In the data below, copy out verbatim every line from the one containing "- annotation-connector-line: [454, 208, 520, 249]" through the one containing "- html5-logo-icon: HTML", both included.

=-=-=

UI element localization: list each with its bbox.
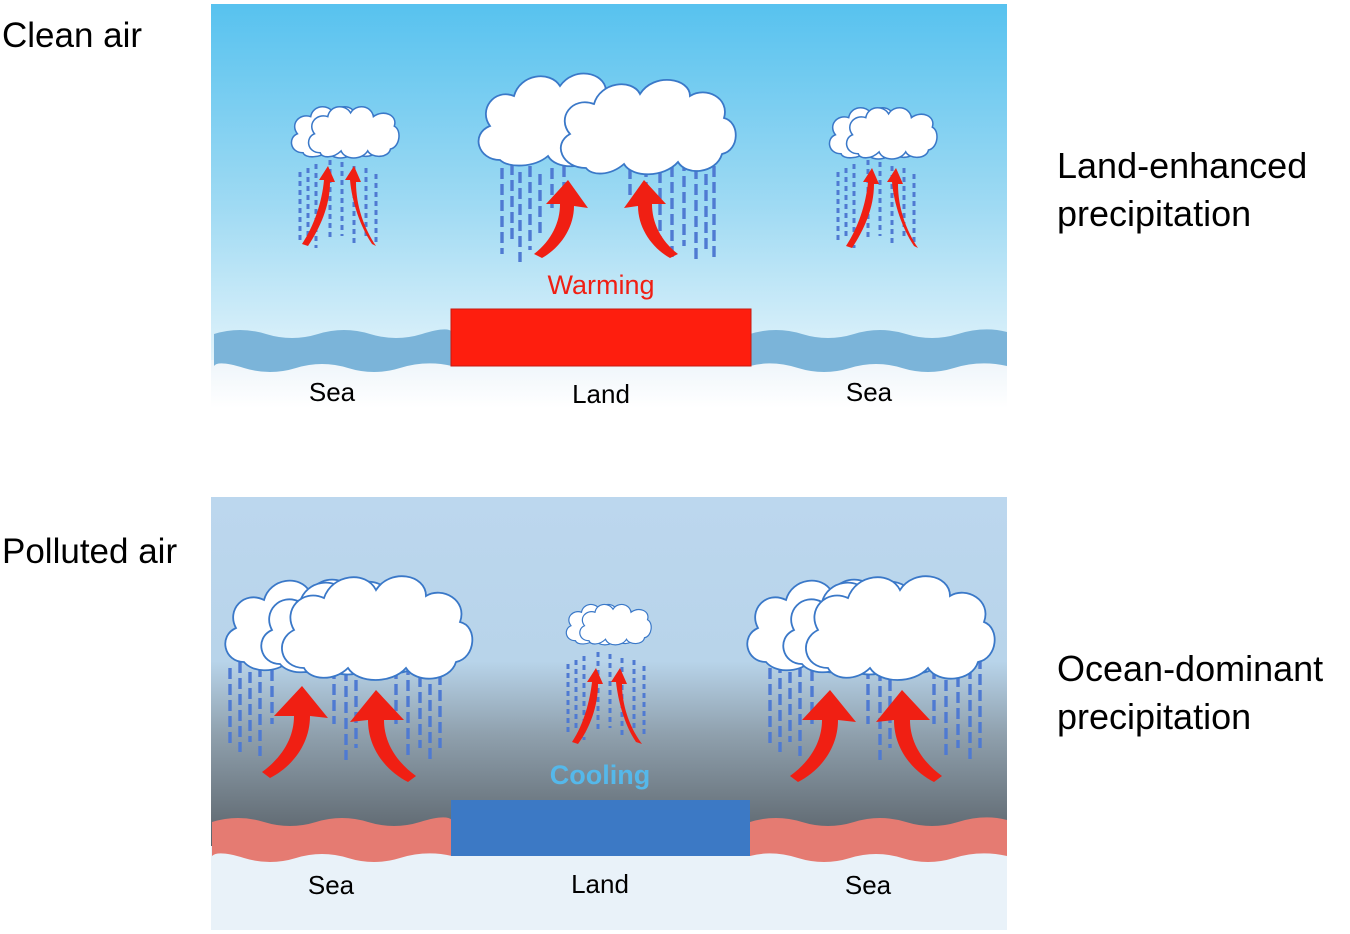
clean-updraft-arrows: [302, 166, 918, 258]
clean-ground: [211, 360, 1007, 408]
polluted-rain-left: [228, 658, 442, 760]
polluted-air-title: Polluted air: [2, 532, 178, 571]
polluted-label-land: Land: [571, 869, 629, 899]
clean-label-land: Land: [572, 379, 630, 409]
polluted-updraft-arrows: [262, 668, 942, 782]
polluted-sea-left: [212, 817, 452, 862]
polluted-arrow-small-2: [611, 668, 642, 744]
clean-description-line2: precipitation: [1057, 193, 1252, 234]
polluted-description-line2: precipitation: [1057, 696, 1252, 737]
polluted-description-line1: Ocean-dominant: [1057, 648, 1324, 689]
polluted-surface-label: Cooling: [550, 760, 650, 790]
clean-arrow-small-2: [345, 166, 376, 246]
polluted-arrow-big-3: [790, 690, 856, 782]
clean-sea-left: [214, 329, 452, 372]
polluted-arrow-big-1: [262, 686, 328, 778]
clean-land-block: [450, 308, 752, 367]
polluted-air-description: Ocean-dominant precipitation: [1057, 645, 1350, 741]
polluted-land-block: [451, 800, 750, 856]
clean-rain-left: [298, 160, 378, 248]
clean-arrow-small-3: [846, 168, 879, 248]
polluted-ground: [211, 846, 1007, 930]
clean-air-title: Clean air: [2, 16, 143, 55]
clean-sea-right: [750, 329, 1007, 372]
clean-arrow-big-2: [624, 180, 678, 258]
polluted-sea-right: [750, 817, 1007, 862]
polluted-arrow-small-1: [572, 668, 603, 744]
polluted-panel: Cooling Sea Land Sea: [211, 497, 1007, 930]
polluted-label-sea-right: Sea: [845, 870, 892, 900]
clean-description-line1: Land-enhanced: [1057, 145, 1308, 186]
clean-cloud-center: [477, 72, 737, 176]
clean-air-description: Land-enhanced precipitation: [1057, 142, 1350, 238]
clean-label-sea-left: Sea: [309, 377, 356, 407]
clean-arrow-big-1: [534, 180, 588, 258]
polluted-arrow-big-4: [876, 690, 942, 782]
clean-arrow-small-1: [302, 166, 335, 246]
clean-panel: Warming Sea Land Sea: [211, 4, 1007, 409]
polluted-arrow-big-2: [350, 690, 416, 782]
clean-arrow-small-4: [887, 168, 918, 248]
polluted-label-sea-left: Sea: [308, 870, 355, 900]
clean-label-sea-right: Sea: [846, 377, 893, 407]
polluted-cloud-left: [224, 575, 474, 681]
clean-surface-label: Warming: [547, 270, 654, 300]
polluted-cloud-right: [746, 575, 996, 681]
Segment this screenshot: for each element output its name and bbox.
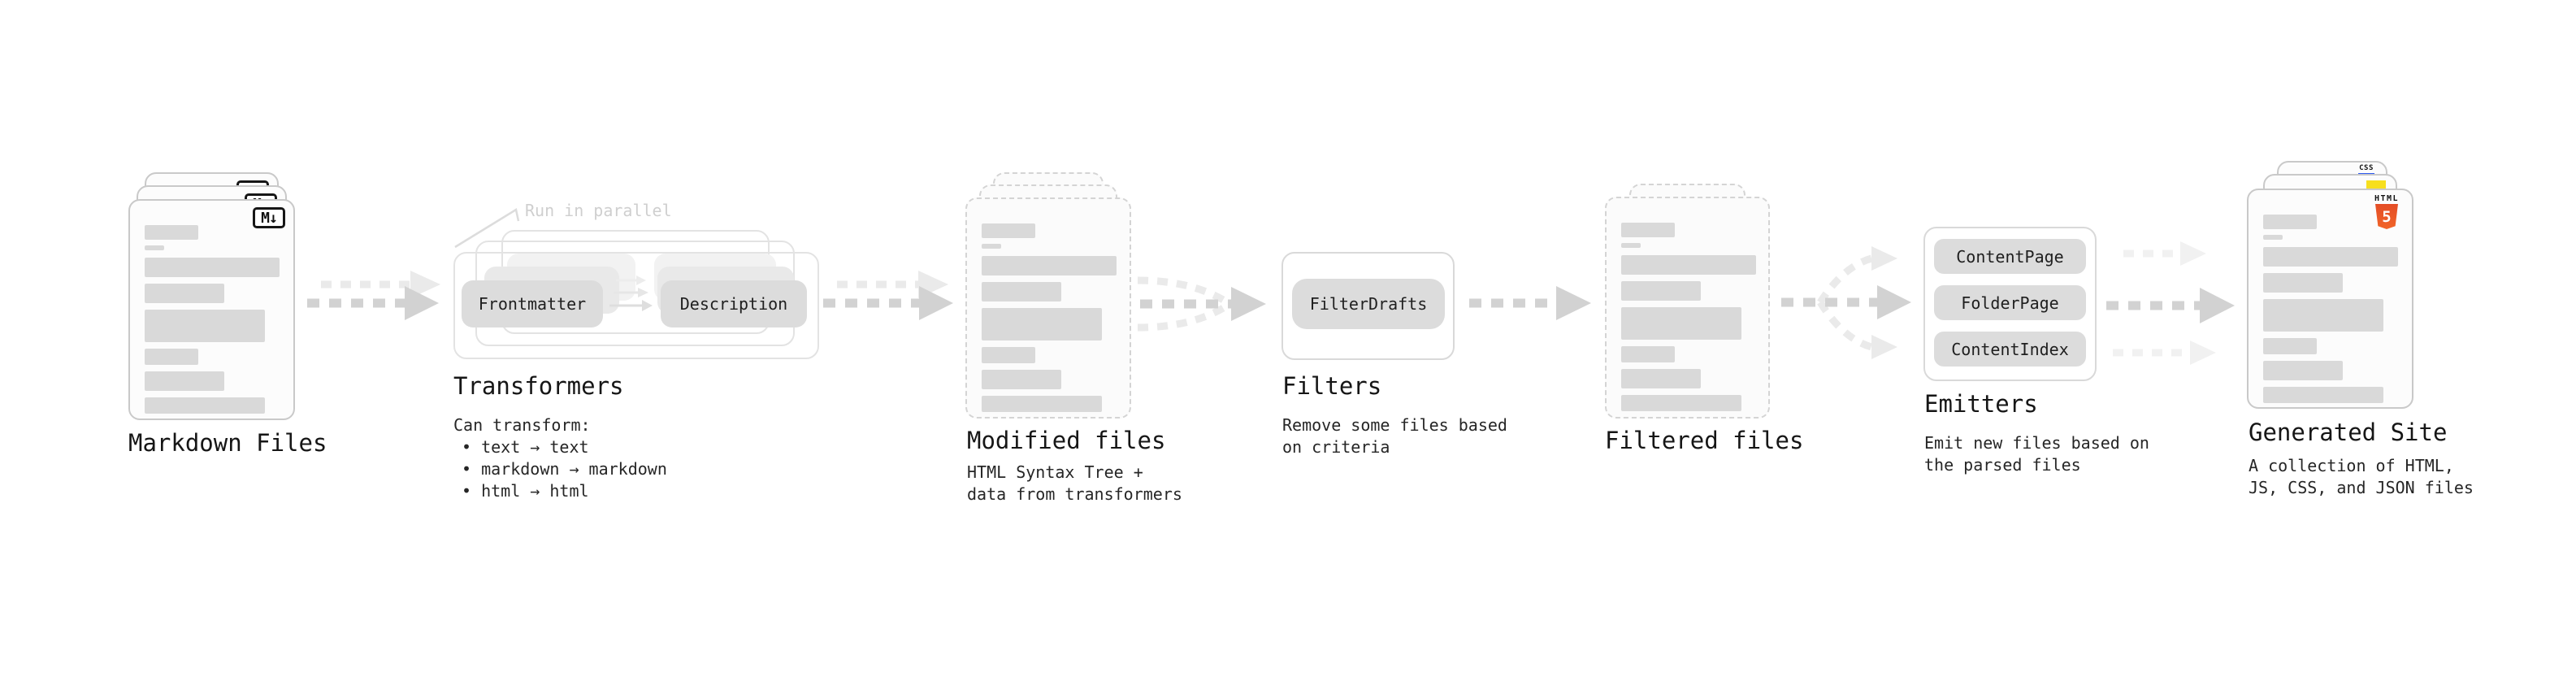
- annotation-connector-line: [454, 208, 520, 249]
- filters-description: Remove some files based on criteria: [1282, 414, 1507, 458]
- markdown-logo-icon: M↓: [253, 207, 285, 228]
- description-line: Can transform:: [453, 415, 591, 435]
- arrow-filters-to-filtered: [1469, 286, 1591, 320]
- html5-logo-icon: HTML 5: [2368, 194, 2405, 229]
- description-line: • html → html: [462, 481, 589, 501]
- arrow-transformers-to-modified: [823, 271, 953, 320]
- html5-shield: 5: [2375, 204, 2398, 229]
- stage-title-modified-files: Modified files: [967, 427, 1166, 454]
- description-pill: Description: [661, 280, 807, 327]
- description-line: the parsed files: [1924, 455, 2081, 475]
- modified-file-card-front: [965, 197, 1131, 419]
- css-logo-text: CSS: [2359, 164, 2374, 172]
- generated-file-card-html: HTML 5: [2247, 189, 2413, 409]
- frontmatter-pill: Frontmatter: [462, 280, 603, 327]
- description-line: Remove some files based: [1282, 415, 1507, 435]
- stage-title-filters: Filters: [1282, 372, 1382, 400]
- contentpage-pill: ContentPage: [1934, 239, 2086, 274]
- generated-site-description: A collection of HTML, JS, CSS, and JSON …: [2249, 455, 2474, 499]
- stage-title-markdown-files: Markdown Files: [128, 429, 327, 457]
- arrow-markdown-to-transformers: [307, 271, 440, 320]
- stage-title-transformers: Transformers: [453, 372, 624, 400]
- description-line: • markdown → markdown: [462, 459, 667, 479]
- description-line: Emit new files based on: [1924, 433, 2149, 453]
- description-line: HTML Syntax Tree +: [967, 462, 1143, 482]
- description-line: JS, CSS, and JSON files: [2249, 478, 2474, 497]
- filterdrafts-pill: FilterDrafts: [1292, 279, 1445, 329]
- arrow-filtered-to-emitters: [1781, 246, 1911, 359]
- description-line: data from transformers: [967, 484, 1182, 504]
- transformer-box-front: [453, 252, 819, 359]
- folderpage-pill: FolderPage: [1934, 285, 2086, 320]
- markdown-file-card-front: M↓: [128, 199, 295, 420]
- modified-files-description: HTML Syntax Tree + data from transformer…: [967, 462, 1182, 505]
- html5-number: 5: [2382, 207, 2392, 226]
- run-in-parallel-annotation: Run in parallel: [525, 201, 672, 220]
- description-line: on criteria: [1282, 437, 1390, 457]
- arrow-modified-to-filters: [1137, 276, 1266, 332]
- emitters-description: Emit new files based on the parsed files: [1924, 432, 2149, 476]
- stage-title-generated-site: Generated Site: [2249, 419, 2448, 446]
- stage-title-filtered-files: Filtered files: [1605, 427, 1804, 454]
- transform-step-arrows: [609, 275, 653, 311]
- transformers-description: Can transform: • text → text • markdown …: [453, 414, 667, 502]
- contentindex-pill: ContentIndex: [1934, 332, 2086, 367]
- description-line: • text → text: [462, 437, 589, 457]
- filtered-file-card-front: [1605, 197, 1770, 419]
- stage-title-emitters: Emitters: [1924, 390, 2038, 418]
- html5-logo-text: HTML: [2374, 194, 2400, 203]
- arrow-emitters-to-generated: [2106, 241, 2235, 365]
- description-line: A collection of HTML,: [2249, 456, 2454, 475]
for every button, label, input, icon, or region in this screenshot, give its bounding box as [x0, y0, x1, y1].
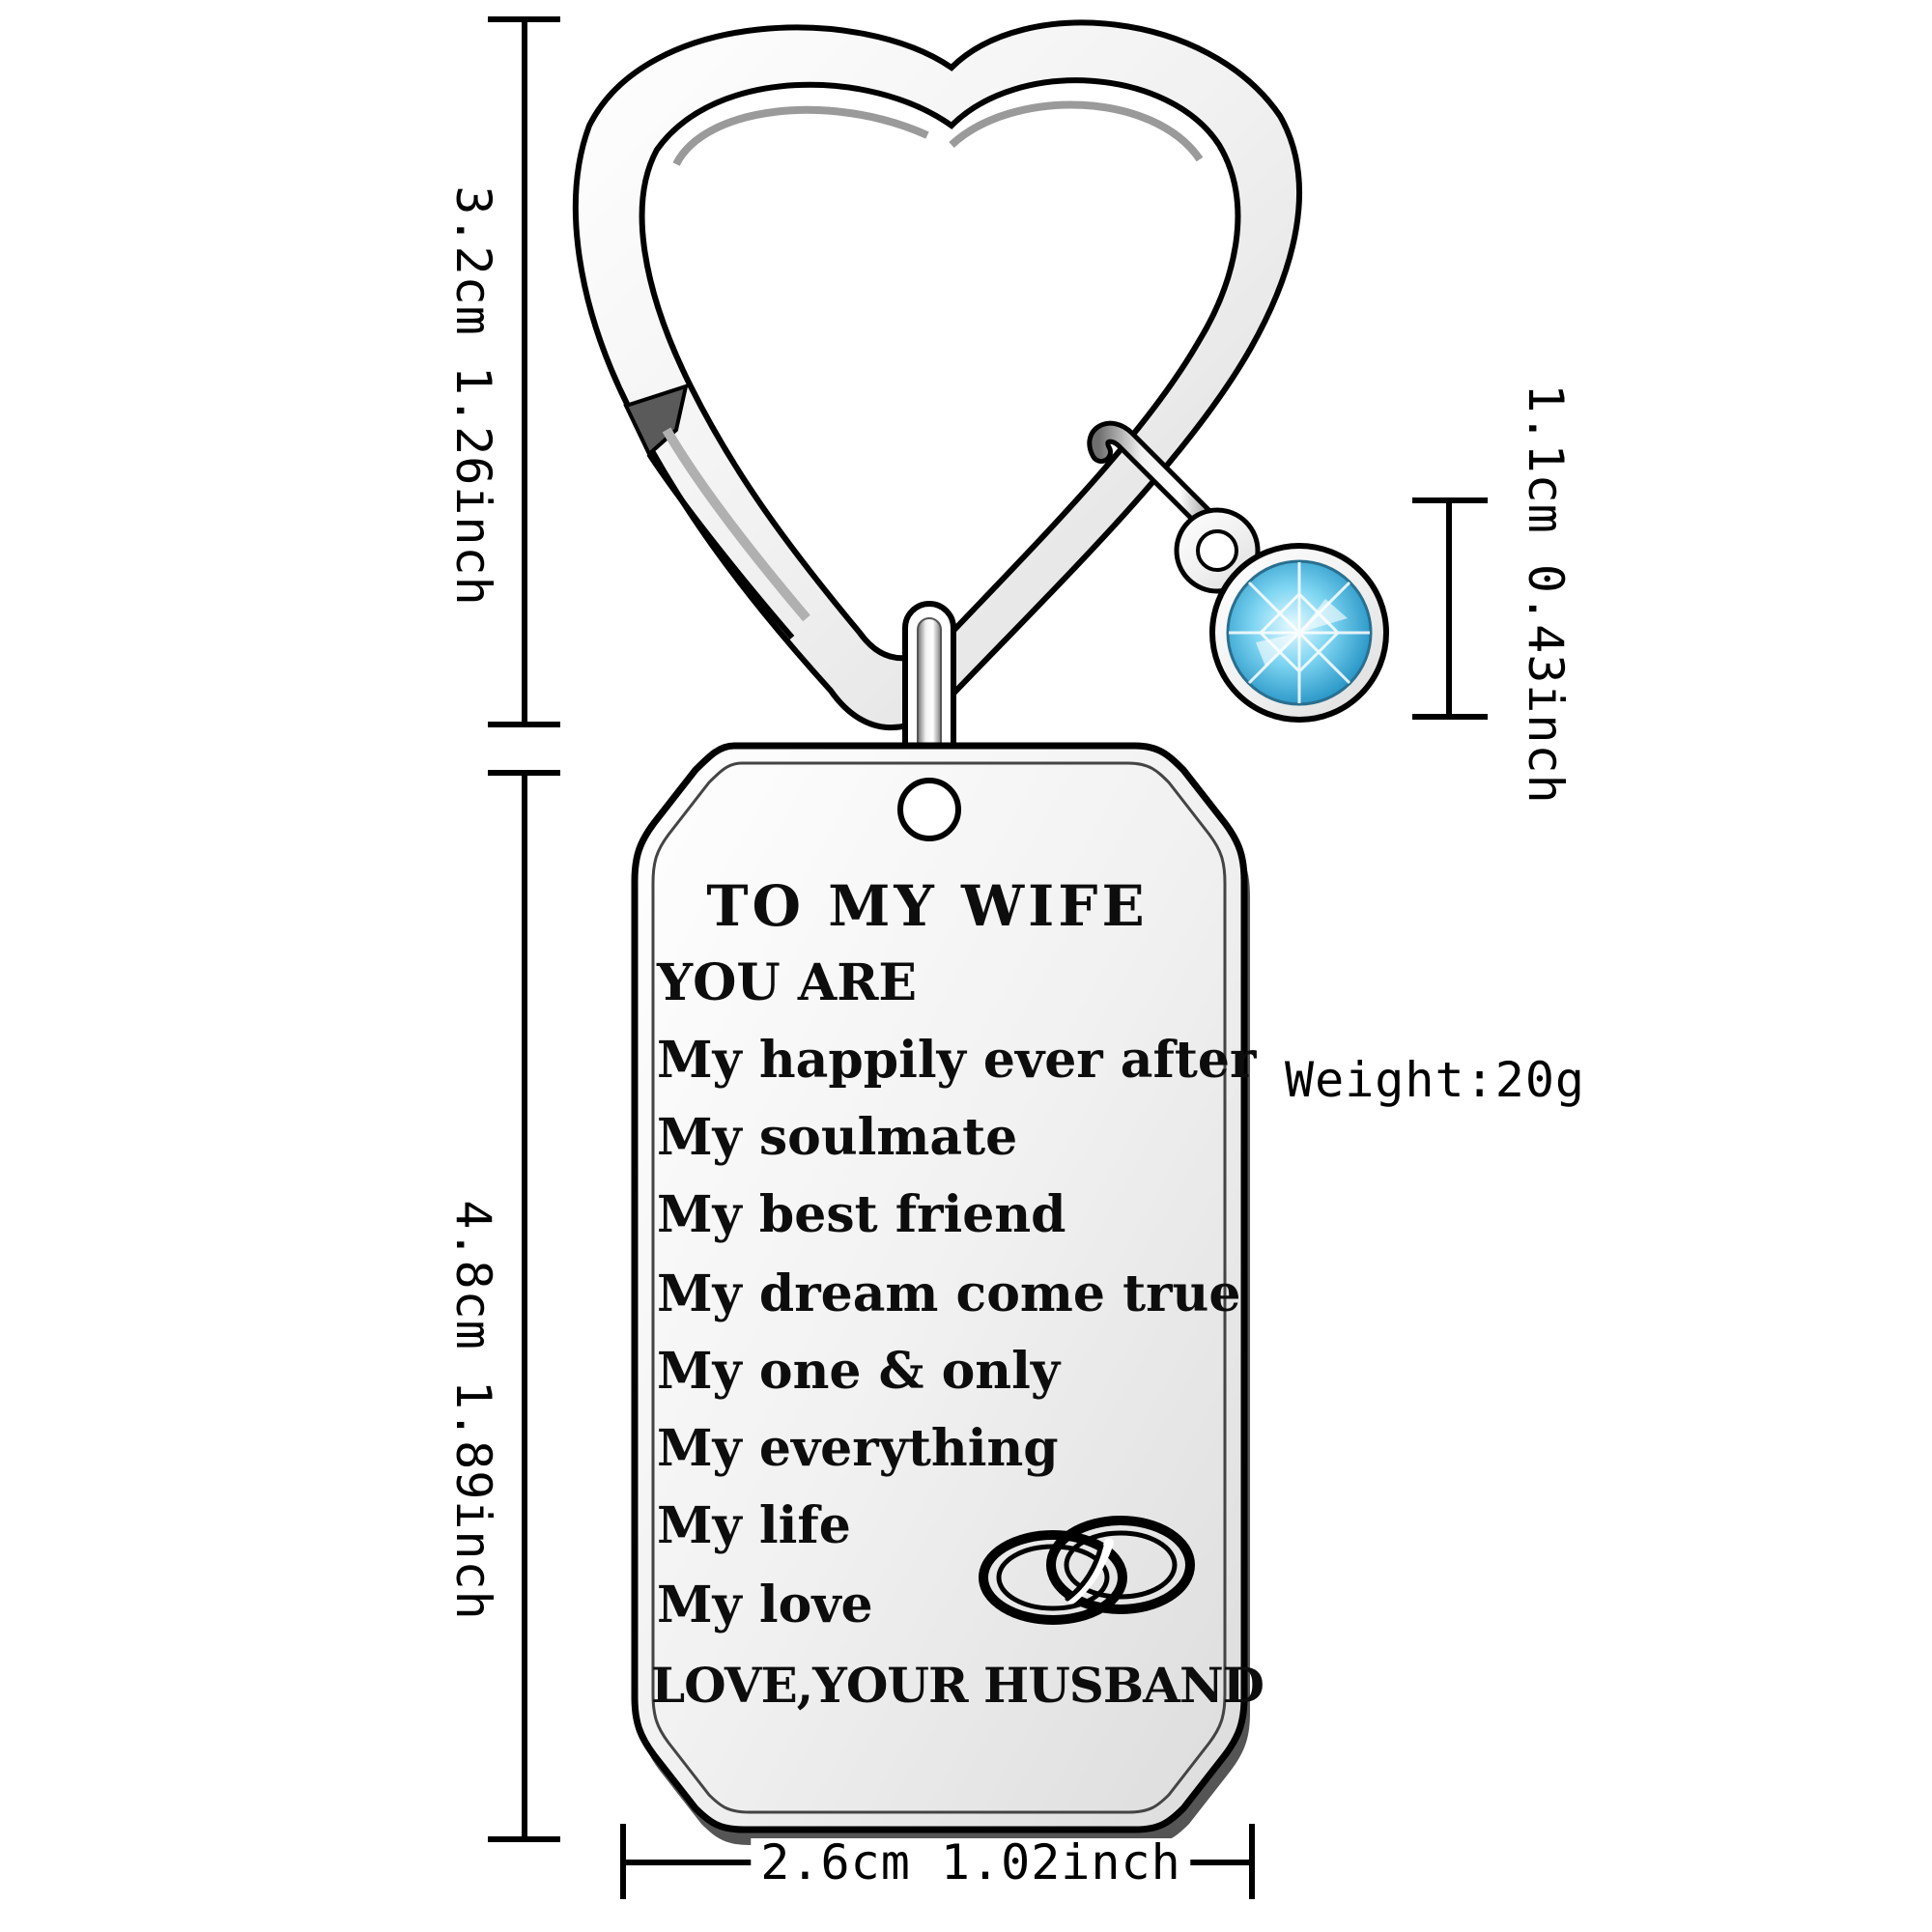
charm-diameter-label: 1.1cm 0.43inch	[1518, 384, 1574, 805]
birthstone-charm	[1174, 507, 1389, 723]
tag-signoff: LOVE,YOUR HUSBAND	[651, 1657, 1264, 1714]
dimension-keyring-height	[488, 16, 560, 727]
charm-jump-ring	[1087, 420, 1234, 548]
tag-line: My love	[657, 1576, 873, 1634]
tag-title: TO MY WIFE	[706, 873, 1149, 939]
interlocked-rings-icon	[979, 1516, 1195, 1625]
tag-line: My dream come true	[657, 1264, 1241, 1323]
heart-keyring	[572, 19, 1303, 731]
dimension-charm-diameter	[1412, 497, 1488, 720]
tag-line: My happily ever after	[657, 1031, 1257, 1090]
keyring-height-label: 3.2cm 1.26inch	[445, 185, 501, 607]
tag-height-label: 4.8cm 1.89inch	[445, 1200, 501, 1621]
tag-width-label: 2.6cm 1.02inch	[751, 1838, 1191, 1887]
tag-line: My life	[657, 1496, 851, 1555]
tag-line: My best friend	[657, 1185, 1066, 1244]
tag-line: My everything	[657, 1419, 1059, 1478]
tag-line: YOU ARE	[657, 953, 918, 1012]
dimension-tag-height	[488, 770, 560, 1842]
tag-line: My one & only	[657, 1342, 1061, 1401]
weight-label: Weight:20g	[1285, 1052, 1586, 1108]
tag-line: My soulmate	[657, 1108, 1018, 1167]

=-=-=

Answer to the task:
- annotation-connector-line: [454, 208, 520, 249]
- filters-description: Remove some files based on criteria: [1282, 414, 1507, 458]
- markdown-logo-icon: M↓: [253, 207, 285, 228]
- description-line: Can transform:: [453, 415, 591, 435]
- arrow-filters-to-filtered: [1469, 286, 1591, 320]
- html5-logo-icon: HTML 5: [2368, 194, 2405, 229]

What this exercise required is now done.